### ENTRIES SHOWN
■ ■ ■

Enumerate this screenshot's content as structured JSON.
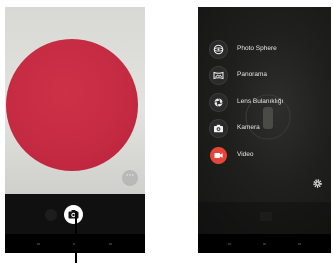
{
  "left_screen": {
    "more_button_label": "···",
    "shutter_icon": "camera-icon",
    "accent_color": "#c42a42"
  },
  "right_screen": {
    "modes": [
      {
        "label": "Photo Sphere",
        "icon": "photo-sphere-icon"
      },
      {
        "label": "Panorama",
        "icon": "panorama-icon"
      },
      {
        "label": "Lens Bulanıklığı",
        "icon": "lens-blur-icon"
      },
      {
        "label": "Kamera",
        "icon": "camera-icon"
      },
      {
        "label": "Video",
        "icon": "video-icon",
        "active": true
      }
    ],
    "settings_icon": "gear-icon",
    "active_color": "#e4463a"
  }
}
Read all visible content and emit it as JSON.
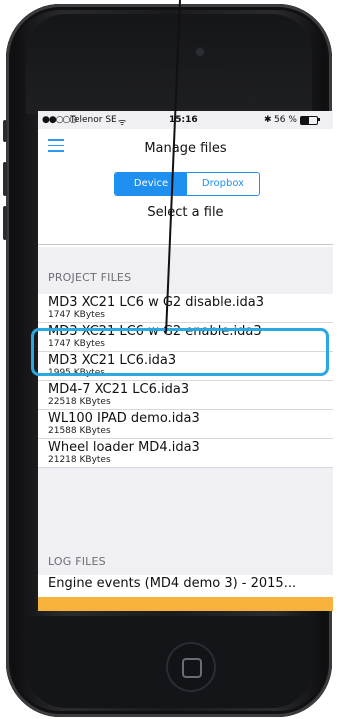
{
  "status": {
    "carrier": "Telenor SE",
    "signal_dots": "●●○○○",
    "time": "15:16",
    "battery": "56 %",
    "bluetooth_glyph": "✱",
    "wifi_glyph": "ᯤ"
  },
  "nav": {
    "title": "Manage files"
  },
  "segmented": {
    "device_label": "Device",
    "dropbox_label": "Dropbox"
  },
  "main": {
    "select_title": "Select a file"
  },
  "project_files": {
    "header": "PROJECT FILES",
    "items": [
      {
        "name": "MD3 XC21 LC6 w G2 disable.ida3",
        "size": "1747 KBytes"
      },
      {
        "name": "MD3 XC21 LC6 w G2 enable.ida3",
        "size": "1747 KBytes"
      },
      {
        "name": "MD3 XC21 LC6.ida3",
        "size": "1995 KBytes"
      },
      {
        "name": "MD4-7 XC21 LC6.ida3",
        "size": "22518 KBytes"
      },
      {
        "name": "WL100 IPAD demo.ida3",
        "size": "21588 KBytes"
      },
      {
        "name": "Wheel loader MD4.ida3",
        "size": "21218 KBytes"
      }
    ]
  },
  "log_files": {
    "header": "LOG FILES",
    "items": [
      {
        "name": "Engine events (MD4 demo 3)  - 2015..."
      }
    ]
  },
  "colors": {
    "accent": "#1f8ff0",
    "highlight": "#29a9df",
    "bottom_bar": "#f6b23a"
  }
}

■ ■ ■

### EXERCISE DESCRIPTION
Using the listing, copy every line where the word "size" shows up.

### ANSWER
        "size": "1747 KBytes"
        "size": "1747 KBytes"
        "size": "1995 KBytes"
        "size": "22518 KBytes"
        "size": "21588 KBytes"
        "size": "21218 KBytes"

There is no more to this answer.